» What you need to do
Below is a block of data; give all of it again word for word.
──────── Supplied records
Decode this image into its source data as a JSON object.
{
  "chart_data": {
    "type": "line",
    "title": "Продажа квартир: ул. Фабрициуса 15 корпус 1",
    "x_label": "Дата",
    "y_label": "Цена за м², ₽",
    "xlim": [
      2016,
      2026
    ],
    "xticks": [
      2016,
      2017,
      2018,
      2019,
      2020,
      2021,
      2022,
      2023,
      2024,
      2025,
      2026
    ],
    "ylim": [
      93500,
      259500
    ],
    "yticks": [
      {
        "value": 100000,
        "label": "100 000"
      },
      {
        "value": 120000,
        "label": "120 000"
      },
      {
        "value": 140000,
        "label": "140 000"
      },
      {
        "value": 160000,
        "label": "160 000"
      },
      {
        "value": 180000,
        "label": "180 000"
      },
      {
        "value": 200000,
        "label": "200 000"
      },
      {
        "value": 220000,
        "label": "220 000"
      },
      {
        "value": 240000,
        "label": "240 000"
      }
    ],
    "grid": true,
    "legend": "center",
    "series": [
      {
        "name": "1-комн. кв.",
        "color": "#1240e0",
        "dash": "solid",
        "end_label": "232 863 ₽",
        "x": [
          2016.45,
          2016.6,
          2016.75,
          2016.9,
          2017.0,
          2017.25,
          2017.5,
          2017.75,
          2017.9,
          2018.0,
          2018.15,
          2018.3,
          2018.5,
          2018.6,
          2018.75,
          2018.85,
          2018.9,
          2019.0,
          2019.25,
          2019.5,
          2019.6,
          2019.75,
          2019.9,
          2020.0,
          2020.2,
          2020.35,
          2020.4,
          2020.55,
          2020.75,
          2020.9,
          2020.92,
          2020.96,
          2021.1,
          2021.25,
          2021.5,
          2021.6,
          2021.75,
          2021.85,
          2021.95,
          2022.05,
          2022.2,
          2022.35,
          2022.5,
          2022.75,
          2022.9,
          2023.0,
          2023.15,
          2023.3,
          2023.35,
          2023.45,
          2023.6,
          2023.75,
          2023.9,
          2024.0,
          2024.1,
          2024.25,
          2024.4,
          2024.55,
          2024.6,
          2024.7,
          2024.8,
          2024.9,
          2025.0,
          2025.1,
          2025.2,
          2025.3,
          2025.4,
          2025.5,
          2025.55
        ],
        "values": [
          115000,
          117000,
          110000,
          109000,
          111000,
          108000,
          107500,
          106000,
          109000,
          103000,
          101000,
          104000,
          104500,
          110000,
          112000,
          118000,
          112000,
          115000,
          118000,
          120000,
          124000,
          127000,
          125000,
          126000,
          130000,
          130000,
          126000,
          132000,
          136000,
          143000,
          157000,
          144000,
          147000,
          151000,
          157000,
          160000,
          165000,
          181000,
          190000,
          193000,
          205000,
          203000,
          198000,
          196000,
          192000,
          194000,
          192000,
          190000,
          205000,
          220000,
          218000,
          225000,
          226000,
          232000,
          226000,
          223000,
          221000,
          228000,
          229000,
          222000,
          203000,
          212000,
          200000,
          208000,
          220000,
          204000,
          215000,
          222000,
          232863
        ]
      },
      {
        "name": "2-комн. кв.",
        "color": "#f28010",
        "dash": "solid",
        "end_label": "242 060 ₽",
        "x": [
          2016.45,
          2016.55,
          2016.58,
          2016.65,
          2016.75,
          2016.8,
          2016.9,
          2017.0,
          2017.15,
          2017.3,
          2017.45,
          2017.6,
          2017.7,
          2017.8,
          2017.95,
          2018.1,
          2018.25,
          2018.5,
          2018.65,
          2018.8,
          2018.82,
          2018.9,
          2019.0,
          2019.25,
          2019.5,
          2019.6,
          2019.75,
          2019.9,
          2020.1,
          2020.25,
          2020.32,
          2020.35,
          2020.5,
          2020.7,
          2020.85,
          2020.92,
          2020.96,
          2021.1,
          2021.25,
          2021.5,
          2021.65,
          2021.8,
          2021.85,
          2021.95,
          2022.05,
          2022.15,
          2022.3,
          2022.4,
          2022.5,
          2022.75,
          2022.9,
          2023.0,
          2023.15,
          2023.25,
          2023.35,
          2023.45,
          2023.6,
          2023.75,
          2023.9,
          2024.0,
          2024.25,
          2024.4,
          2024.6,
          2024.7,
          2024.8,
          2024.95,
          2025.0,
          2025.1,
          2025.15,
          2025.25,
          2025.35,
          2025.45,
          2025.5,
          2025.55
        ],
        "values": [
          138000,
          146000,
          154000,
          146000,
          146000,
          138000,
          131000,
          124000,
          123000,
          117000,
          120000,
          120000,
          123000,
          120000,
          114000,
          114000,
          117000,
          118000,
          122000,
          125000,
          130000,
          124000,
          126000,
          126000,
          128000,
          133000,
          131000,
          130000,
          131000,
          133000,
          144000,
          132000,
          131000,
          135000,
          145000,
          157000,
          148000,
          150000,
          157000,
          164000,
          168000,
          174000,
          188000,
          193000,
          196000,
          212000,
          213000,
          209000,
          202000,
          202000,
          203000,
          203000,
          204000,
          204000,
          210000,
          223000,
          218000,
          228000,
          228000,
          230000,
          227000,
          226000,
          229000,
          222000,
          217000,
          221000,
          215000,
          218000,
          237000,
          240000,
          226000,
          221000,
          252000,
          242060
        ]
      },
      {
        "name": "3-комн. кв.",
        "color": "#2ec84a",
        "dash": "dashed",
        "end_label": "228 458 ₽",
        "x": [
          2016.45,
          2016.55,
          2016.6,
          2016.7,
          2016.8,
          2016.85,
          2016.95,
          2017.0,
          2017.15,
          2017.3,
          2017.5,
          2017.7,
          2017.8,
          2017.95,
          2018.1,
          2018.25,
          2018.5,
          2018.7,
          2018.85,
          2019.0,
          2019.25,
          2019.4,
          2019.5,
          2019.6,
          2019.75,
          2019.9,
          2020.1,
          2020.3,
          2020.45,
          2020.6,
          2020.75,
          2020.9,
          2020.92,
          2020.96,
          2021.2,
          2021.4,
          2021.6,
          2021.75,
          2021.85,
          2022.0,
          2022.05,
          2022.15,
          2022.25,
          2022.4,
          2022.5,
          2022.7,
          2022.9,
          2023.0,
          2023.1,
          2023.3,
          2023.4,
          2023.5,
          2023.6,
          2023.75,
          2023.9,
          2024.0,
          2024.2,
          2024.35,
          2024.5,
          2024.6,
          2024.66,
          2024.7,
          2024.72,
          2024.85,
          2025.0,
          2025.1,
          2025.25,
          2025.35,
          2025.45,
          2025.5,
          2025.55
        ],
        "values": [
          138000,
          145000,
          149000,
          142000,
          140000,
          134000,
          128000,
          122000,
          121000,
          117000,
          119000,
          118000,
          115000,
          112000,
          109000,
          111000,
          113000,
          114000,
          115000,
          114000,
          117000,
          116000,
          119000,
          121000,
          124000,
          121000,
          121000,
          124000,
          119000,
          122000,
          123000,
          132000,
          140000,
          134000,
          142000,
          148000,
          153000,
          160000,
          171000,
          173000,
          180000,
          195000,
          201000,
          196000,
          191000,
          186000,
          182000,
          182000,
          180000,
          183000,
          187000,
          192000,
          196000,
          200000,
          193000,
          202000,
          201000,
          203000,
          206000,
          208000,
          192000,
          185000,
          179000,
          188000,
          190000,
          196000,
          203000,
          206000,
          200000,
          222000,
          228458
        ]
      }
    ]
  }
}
────────────────
» Full response
Decode this image into its source data as a JSON object.
{
  "chart_data": {
    "type": "line",
    "title": "Продажа квартир: ул. Фабрициуса 15 корпус 1",
    "x_label": "Дата",
    "y_label": "Цена за м², ₽",
    "xlim": [
      2016,
      2026
    ],
    "xticks": [
      2016,
      2017,
      2018,
      2019,
      2020,
      2021,
      2022,
      2023,
      2024,
      2025,
      2026
    ],
    "ylim": [
      93500,
      259500
    ],
    "yticks": [
      {
        "value": 100000,
        "label": "100 000"
      },
      {
        "value": 120000,
        "label": "120 000"
      },
      {
        "value": 140000,
        "label": "140 000"
      },
      {
        "value": 160000,
        "label": "160 000"
      },
      {
        "value": 180000,
        "label": "180 000"
      },
      {
        "value": 200000,
        "label": "200 000"
      },
      {
        "value": 220000,
        "label": "220 000"
      },
      {
        "value": 240000,
        "label": "240 000"
      }
    ],
    "grid": true,
    "legend": "center",
    "series": [
      {
        "name": "1-комн. кв.",
        "color": "#1240e0",
        "dash": "solid",
        "end_label": "232 863 ₽",
        "x": [
          2016.45,
          2016.6,
          2016.75,
          2016.9,
          2017.0,
          2017.25,
          2017.5,
          2017.75,
          2017.9,
          2018.0,
          2018.15,
          2018.3,
          2018.5,
          2018.6,
          2018.75,
          2018.85,
          2018.9,
          2019.0,
          2019.25,
          2019.5,
          2019.6,
          2019.75,
          2019.9,
          2020.0,
          2020.2,
          2020.35,
          2020.4,
          2020.55,
          2020.75,
          2020.9,
          2020.92,
          2020.96,
          2021.1,
          2021.25,
          2021.5,
          2021.6,
          2021.75,
          2021.85,
          2021.95,
          2022.05,
          2022.2,
          2022.35,
          2022.5,
          2022.75,
          2022.9,
          2023.0,
          2023.15,
          2023.3,
          2023.35,
          2023.45,
          2023.6,
          2023.75,
          2023.9,
          2024.0,
          2024.1,
          2024.25,
          2024.4,
          2024.55,
          2024.6,
          2024.7,
          2024.8,
          2024.9,
          2025.0,
          2025.1,
          2025.2,
          2025.3,
          2025.4,
          2025.5,
          2025.55
        ],
        "values": [
          115000,
          117000,
          110000,
          109000,
          111000,
          108000,
          107500,
          106000,
          109000,
          103000,
          101000,
          104000,
          104500,
          110000,
          112000,
          118000,
          112000,
          115000,
          118000,
          120000,
          124000,
          127000,
          125000,
          126000,
          130000,
          130000,
          126000,
          132000,
          136000,
          143000,
          157000,
          144000,
          147000,
          151000,
          157000,
          160000,
          165000,
          181000,
          190000,
          193000,
          205000,
          203000,
          198000,
          196000,
          192000,
          194000,
          192000,
          190000,
          205000,
          220000,
          218000,
          225000,
          226000,
          232000,
          226000,
          223000,
          221000,
          228000,
          229000,
          222000,
          203000,
          212000,
          200000,
          208000,
          220000,
          204000,
          215000,
          222000,
          232863
        ]
      },
      {
        "name": "2-комн. кв.",
        "color": "#f28010",
        "dash": "solid",
        "end_label": "242 060 ₽",
        "x": [
          2016.45,
          2016.55,
          2016.58,
          2016.65,
          2016.75,
          2016.8,
          2016.9,
          2017.0,
          2017.15,
          2017.3,
          2017.45,
          2017.6,
          2017.7,
          2017.8,
          2017.95,
          2018.1,
          2018.25,
          2018.5,
          2018.65,
          2018.8,
          2018.82,
          2018.9,
          2019.0,
          2019.25,
          2019.5,
          2019.6,
          2019.75,
          2019.9,
          2020.1,
          2020.25,
          2020.32,
          2020.35,
          2020.5,
          2020.7,
          2020.85,
          2020.92,
          2020.96,
          2021.1,
          2021.25,
          2021.5,
          2021.65,
          2021.8,
          2021.85,
          2021.95,
          2022.05,
          2022.15,
          2022.3,
          2022.4,
          2022.5,
          2022.75,
          2022.9,
          2023.0,
          2023.15,
          2023.25,
          2023.35,
          2023.45,
          2023.6,
          2023.75,
          2023.9,
          2024.0,
          2024.25,
          2024.4,
          2024.6,
          2024.7,
          2024.8,
          2024.95,
          2025.0,
          2025.1,
          2025.15,
          2025.25,
          2025.35,
          2025.45,
          2025.5,
          2025.55
        ],
        "values": [
          138000,
          146000,
          154000,
          146000,
          146000,
          138000,
          131000,
          124000,
          123000,
          117000,
          120000,
          120000,
          123000,
          120000,
          114000,
          114000,
          117000,
          118000,
          122000,
          125000,
          130000,
          124000,
          126000,
          126000,
          128000,
          133000,
          131000,
          130000,
          131000,
          133000,
          144000,
          132000,
          131000,
          135000,
          145000,
          157000,
          148000,
          150000,
          157000,
          164000,
          168000,
          174000,
          188000,
          193000,
          196000,
          212000,
          213000,
          209000,
          202000,
          202000,
          203000,
          203000,
          204000,
          204000,
          210000,
          223000,
          218000,
          228000,
          228000,
          230000,
          227000,
          226000,
          229000,
          222000,
          217000,
          221000,
          215000,
          218000,
          237000,
          240000,
          226000,
          221000,
          252000,
          242060
        ]
      },
      {
        "name": "3-комн. кв.",
        "color": "#2ec84a",
        "dash": "dashed",
        "end_label": "228 458 ₽",
        "x": [
          2016.45,
          2016.55,
          2016.6,
          2016.7,
          2016.8,
          2016.85,
          2016.95,
          2017.0,
          2017.15,
          2017.3,
          2017.5,
          2017.7,
          2017.8,
          2017.95,
          2018.1,
          2018.25,
          2018.5,
          2018.7,
          2018.85,
          2019.0,
          2019.25,
          2019.4,
          2019.5,
          2019.6,
          2019.75,
          2019.9,
          2020.1,
          2020.3,
          2020.45,
          2020.6,
          2020.75,
          2020.9,
          2020.92,
          2020.96,
          2021.2,
          2021.4,
          2021.6,
          2021.75,
          2021.85,
          2022.0,
          2022.05,
          2022.15,
          2022.25,
          2022.4,
          2022.5,
          2022.7,
          2022.9,
          2023.0,
          2023.1,
          2023.3,
          2023.4,
          2023.5,
          2023.6,
          2023.75,
          2023.9,
          2024.0,
          2024.2,
          2024.35,
          2024.5,
          2024.6,
          2024.66,
          2024.7,
          2024.72,
          2024.85,
          2025.0,
          2025.1,
          2025.25,
          2025.35,
          2025.45,
          2025.5,
          2025.55
        ],
        "values": [
          138000,
          145000,
          149000,
          142000,
          140000,
          134000,
          128000,
          122000,
          121000,
          117000,
          119000,
          118000,
          115000,
          112000,
          109000,
          111000,
          113000,
          114000,
          115000,
          114000,
          117000,
          116000,
          119000,
          121000,
          124000,
          121000,
          121000,
          124000,
          119000,
          122000,
          123000,
          132000,
          140000,
          134000,
          142000,
          148000,
          153000,
          160000,
          171000,
          173000,
          180000,
          195000,
          201000,
          196000,
          191000,
          186000,
          182000,
          182000,
          180000,
          183000,
          187000,
          192000,
          196000,
          200000,
          193000,
          202000,
          201000,
          203000,
          206000,
          208000,
          192000,
          185000,
          179000,
          188000,
          190000,
          196000,
          203000,
          206000,
          200000,
          222000,
          228458
        ]
      }
    ]
  }
}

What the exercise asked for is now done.